━━━ Provided entries
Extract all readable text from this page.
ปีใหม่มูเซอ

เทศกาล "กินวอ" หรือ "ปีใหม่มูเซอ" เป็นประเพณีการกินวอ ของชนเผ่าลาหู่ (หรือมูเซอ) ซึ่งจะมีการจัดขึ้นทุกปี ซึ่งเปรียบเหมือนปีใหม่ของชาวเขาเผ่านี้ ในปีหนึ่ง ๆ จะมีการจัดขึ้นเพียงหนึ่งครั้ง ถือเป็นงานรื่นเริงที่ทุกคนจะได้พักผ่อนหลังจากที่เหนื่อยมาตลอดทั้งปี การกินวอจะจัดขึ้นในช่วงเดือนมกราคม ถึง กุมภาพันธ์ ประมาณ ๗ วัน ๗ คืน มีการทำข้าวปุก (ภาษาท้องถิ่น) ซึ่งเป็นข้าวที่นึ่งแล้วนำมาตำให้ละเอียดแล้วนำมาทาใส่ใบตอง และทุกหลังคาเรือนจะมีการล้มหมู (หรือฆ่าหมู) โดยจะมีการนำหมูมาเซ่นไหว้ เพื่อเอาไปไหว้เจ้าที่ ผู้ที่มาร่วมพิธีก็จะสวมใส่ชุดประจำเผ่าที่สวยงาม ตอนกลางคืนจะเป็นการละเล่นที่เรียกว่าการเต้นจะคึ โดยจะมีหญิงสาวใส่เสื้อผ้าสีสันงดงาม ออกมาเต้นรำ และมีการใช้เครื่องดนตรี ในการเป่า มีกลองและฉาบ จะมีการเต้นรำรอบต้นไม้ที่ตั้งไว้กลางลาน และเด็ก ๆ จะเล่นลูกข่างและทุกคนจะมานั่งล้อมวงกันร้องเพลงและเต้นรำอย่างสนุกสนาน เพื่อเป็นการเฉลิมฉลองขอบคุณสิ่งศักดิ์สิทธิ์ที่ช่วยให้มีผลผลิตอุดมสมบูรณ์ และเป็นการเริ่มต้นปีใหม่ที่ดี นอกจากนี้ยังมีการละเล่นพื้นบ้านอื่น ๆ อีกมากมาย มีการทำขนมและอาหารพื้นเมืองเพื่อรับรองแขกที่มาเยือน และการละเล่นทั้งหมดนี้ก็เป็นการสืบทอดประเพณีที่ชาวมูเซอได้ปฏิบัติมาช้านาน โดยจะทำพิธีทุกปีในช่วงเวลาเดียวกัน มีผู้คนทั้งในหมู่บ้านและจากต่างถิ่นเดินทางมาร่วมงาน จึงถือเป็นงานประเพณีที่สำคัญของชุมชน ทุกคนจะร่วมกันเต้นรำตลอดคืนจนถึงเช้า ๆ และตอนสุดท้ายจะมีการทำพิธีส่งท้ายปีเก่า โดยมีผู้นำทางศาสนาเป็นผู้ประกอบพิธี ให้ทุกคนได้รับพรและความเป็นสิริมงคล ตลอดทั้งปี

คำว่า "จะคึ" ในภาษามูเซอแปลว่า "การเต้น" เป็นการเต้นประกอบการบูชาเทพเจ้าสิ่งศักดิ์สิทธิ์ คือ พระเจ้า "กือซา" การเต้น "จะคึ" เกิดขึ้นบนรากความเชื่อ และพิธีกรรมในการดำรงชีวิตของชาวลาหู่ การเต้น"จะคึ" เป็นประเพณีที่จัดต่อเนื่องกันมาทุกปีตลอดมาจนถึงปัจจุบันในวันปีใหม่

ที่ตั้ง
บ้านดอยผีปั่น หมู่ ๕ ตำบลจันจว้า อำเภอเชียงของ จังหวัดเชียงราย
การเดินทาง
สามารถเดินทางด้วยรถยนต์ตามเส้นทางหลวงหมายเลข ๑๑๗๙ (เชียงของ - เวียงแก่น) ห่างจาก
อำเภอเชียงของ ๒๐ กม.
━━━━━━
Goal:
Copy out all of the data exactly, leaving nothing out.

The solution:
Extract all readable text from this page.
ปีใหม่มูเซอ

เทศกาล "กินวอ" หรือ "ปีใหม่มูเซอ" เป็นประเพณีการกินวอ ของชนเผ่าลาหู่ (หรือมูเซอ) ซึ่งจะมีการจัดขึ้นทุกปี ซึ่งเปรียบเหมือนปีใหม่ของชาวเขาเผ่านี้ ในปีหนึ่ง ๆ จะมีการจัดขึ้นเพียงหนึ่งครั้ง ถือเป็นงานรื่นเริงที่ทุกคนจะได้พักผ่อนหลังจากที่เหนื่อยมาตลอดทั้งปี การกินวอจะจัดขึ้นในช่วงเดือนมกราคม ถึง กุมภาพันธ์ ประมาณ ๗ วัน ๗ คืน มีการทำข้าวปุก (ภาษาท้องถิ่น) ซึ่งเป็นข้าวที่นึ่งแล้วนำมาตำให้ละเอียดแล้วนำมาทาใส่ใบตอง และทุกหลังคาเรือนจะมีการล้มหมู (หรือฆ่าหมู) โดยจะมีการนำหมูมาเซ่นไหว้ เพื่อเอาไปไหว้เจ้าที่ ผู้ที่มาร่วมพิธีก็จะสวมใส่ชุดประจำเผ่าที่สวยงาม ตอนกลางคืนจะเป็นการละเล่นที่เรียกว่าการเต้นจะคึ โดยจะมีหญิงสาวใส่เสื้อผ้าสีสันงดงาม ออกมาเต้นรำ และมีการใช้เครื่องดนตรี ในการเป่า มีกลองและฉาบ จะมีการเต้นรำรอบต้นไม้ที่ตั้งไว้กลางลาน และเด็ก ๆ จะเล่นลูกข่างและทุกคนจะมานั่งล้อมวงกันร้องเพลงและเต้นรำอย่างสนุกสนาน เพื่อเป็นการเฉลิมฉลองขอบคุณสิ่งศักดิ์สิทธิ์ที่ช่วยให้มีผลผลิตอุดมสมบูรณ์ และเป็นการเริ่มต้นปีใหม่ที่ดี นอกจากนี้ยังมีการละเล่นพื้นบ้านอื่น ๆ อีกมากมาย มีการทำขนมและอาหารพื้นเมืองเพื่อรับรองแขกที่มาเยือน และการละเล่นทั้งหมดนี้ก็เป็นการสืบทอดประเพณีที่ชาวมูเซอได้ปฏิบัติมาช้านาน โดยจะทำพิธีทุกปีในช่วงเวลาเดียวกัน มีผู้คนทั้งในหมู่บ้านและจากต่างถิ่นเดินทางมาร่วมงาน จึงถือเป็นงานประเพณีที่สำคัญของชุมชน ทุกคนจะร่วมกันเต้นรำตลอดคืนจนถึงเช้า ๆ และตอนสุดท้ายจะมีการทำพิธีส่งท้ายปีเก่า โดยมีผู้นำทางศาสนาเป็นผู้ประกอบพิธี ให้ทุกคนได้รับพรและความเป็นสิริมงคล ตลอดทั้งปี

คำว่า "จะคึ" ในภาษามูเซอแปลว่า "การเต้น" เป็นการเต้นประกอบการบูชาเทพเจ้าสิ่งศักดิ์สิทธิ์ คือ พระเจ้า "กือซา" การเต้น "จะคึ" เกิดขึ้นบนรากความเชื่อ และพิธีกรรมในการดำรงชีวิตของชาวลาหู่ การเต้น"จะคึ" เป็นประเพณีที่จัดต่อเนื่องกันมาทุกปีตลอดมาจนถึงปัจจุบันในวันปีใหม่

ที่ตั้ง
บ้านดอยผีปั่น หมู่ ๕ ตำบลจันจว้า อำเภอเชียงของ จังหวัดเชียงราย
การเดินทาง
สามารถเดินทางด้วยรถยนต์ตามเส้นทางหลวงหมายเลข ๑๑๗๙ (เชียงของ - เวียงแก่น) ห่างจาก
อำเภอเชียงของ ๒๐ กม.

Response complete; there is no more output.